*Given instruction*.
Filter the entries and keep only the lines where the string "arrow" appears.

*Task input*.
---+---

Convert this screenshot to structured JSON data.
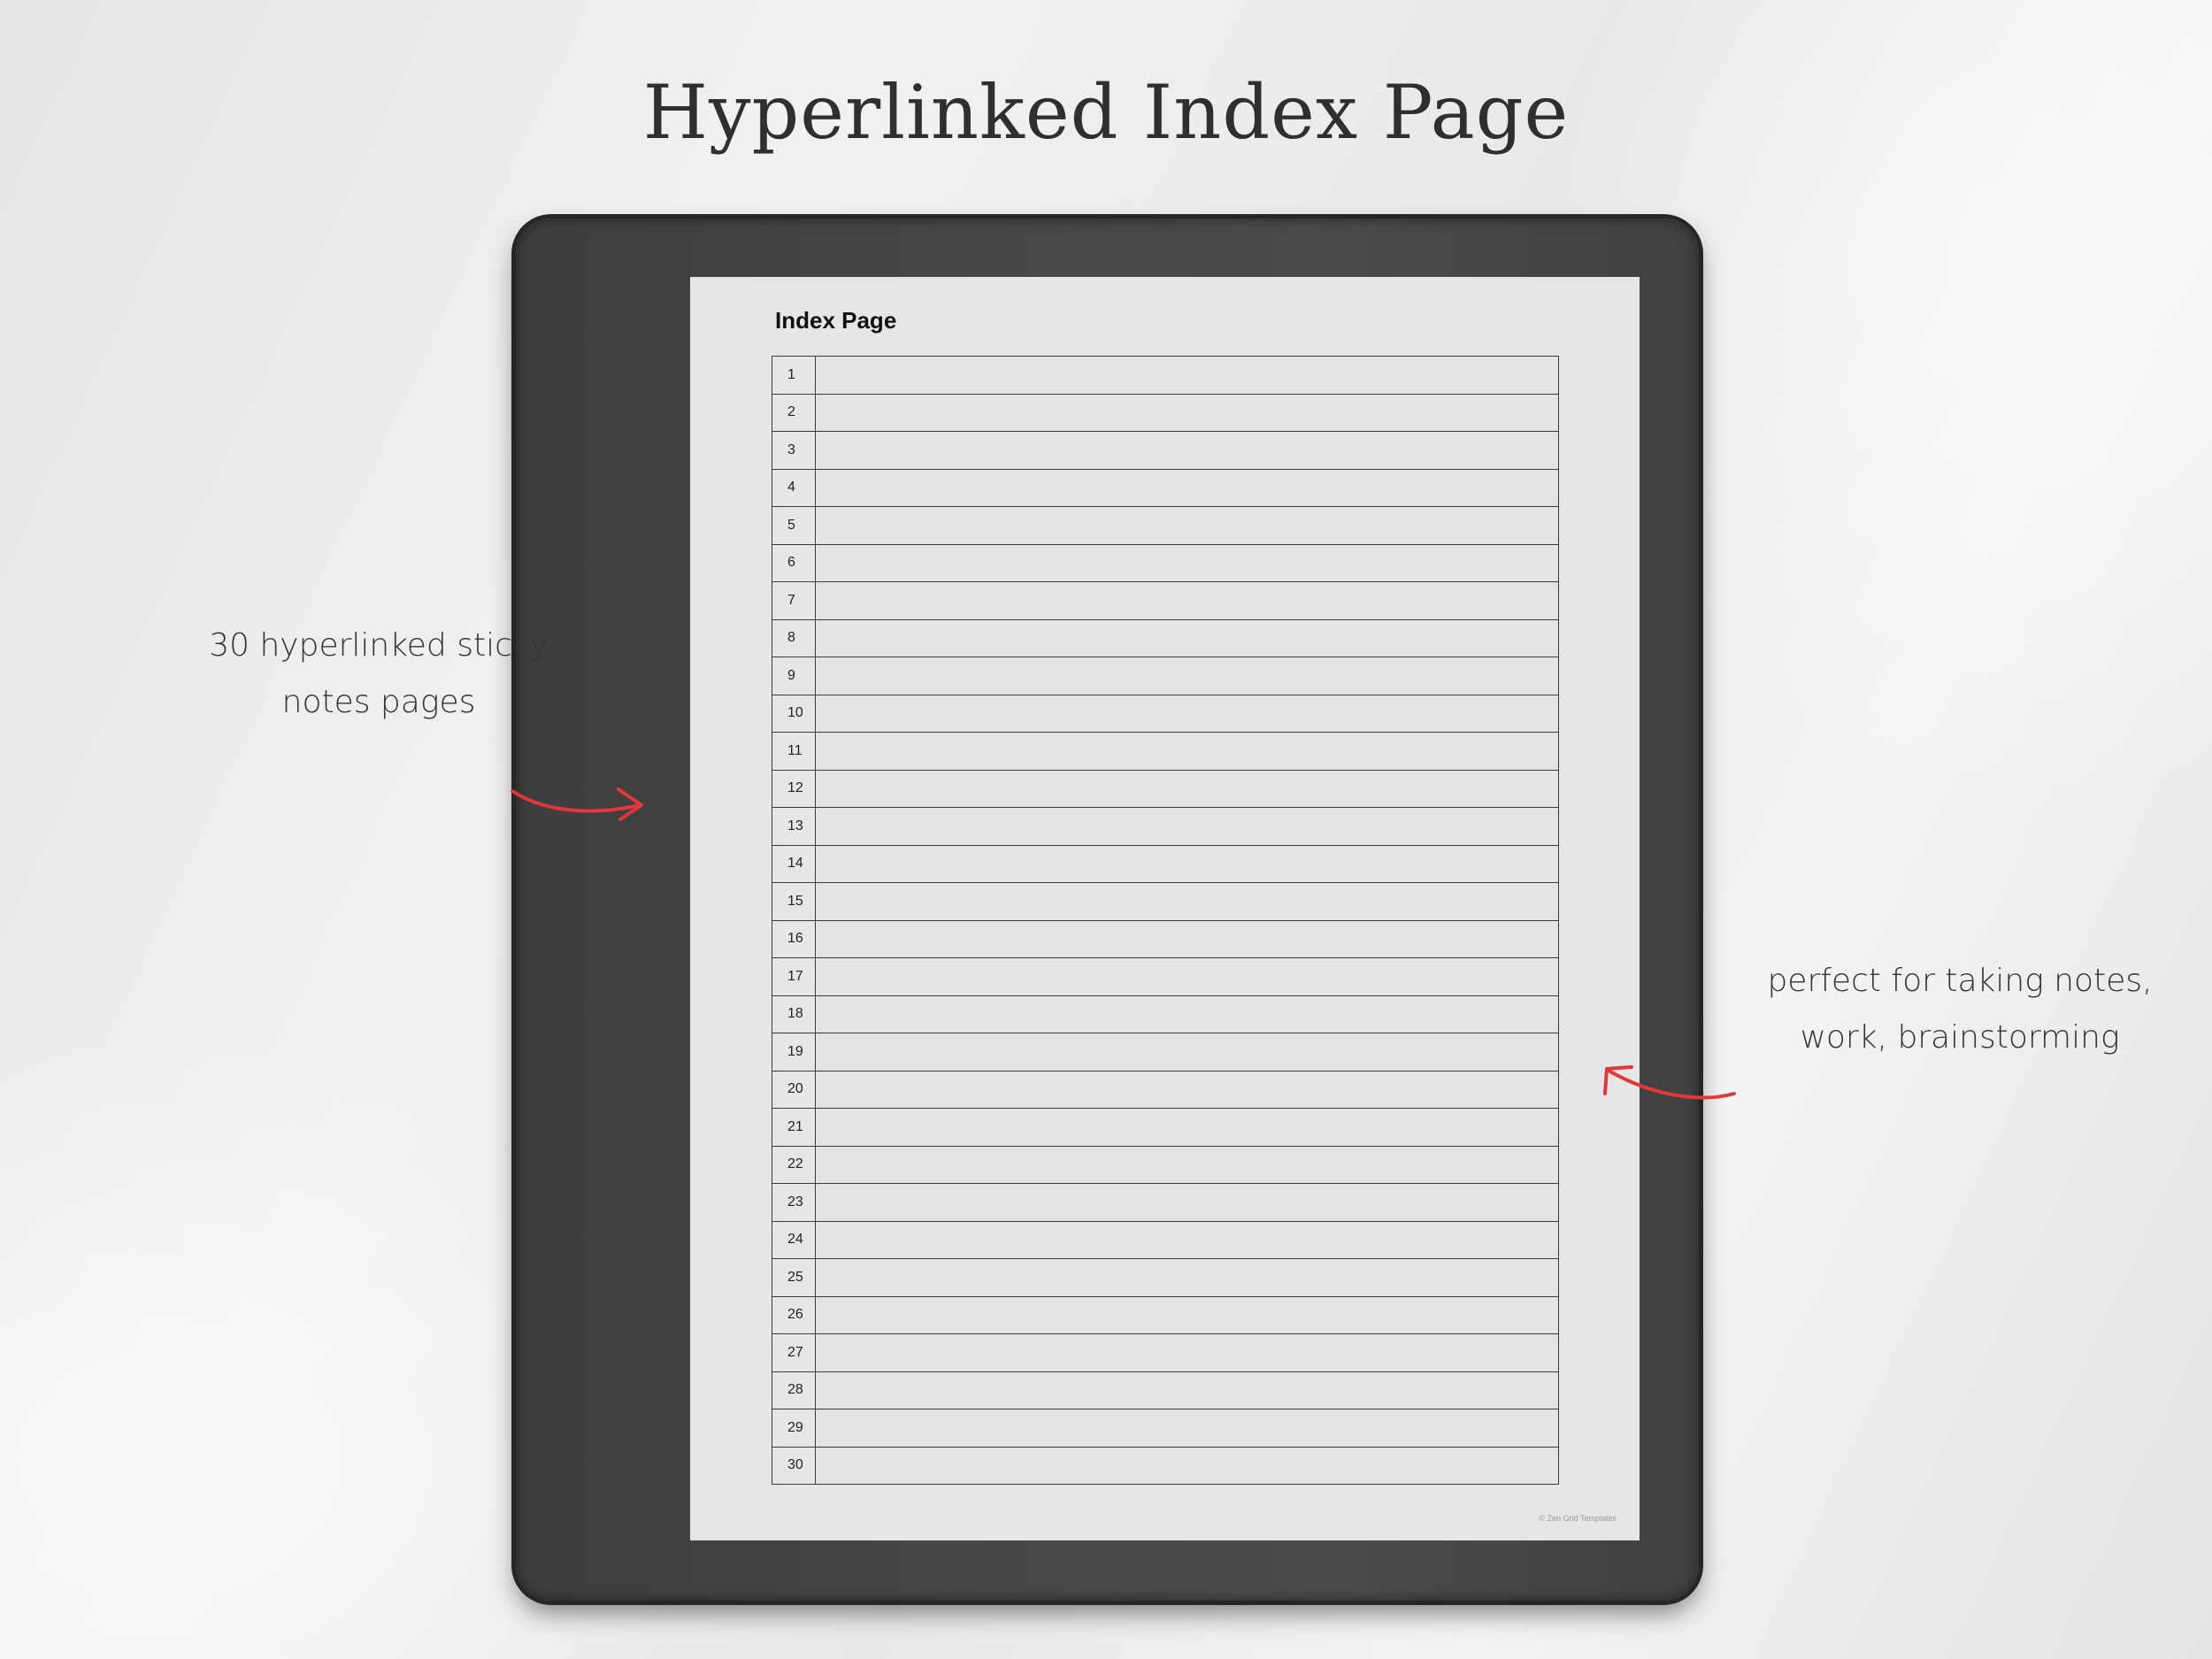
{
  "headline": "Hyperlinked Index Page",
  "annotations": {
    "left": "30 hyperlinked sticky notes pages",
    "right": "perfect for taking notes, work, brainstorming"
  },
  "screen": {
    "title": "Index Page",
    "credit": "© Zen Grid Templates",
    "rows": [
      "1",
      "2",
      "3",
      "4",
      "5",
      "6",
      "7",
      "8",
      "9",
      "10",
      "11",
      "12",
      "13",
      "14",
      "15",
      "16",
      "17",
      "18",
      "19",
      "20",
      "21",
      "22",
      "23",
      "24",
      "25",
      "26",
      "27",
      "28",
      "29",
      "30"
    ]
  },
  "colors": {
    "arrow": "#e0383b",
    "screen": "#e6e6e6",
    "tablet": "#454545"
  },
  "icons": {
    "left_arrow": "curved-arrow-right",
    "right_arrow": "curved-arrow-left"
  }
}
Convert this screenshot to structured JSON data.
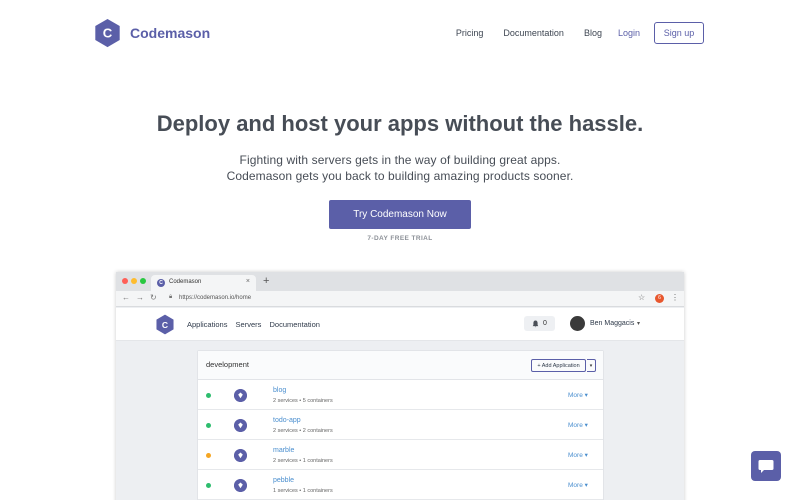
{
  "brand": {
    "name": "Codemason",
    "logo_letter": "C",
    "color": "#5b5fa8"
  },
  "nav": {
    "links": [
      "Pricing",
      "Documentation",
      "Blog"
    ],
    "login": "Login",
    "signup": "Sign up"
  },
  "hero": {
    "title": "Deploy and host your apps without the hassle.",
    "subtitle_line1": "Fighting with servers gets in the way of building great apps.",
    "subtitle_line2": "Codemason gets you back to building amazing products sooner.",
    "cta": "Try Codemason Now",
    "trial": "7-DAY FREE TRIAL"
  },
  "browser": {
    "tab_title": "Codemason",
    "tab_close": "×",
    "new_tab": "+",
    "url": "https://codemason.io/home",
    "extension_badge": "6",
    "app": {
      "logo_letter": "C",
      "links": [
        "Applications",
        "Servers",
        "Documentation"
      ],
      "notifications": "0",
      "user_name": "Ben Maggacis",
      "panel_title": "development",
      "add_button": "+ Add Application",
      "add_caret": "▾",
      "apps": [
        {
          "name": "blog",
          "meta": "2 services • 5 containers",
          "status_color": "#2dbd6e",
          "more": "More ▾"
        },
        {
          "name": "todo-app",
          "meta": "2 services • 2 containers",
          "status_color": "#2dbd6e",
          "more": "More ▾"
        },
        {
          "name": "marble",
          "meta": "2 services • 1 containers",
          "status_color": "#f5a623",
          "more": "More ▾"
        },
        {
          "name": "pebble",
          "meta": "1 services • 1 containers",
          "status_color": "#2dbd6e",
          "more": "More ▾"
        }
      ]
    }
  },
  "chat": {
    "icon": "chat-bubble-icon"
  }
}
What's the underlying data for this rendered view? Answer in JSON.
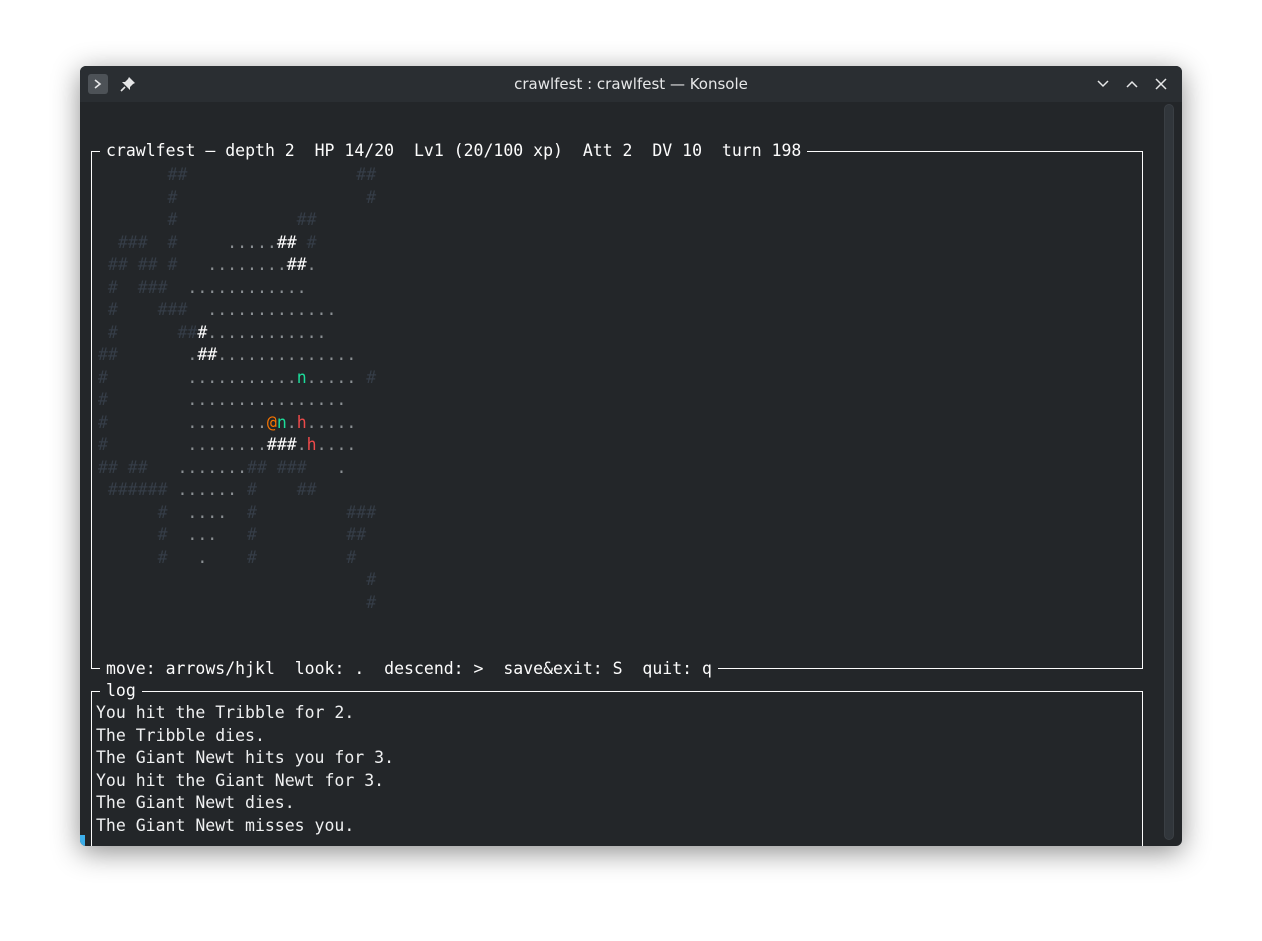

---+---

*Result of the exercise*.
    "arrow": "#e0383b",
    "left_arrow": "curved-arrow-right",
    "right_arrow": "curved-arrow-left"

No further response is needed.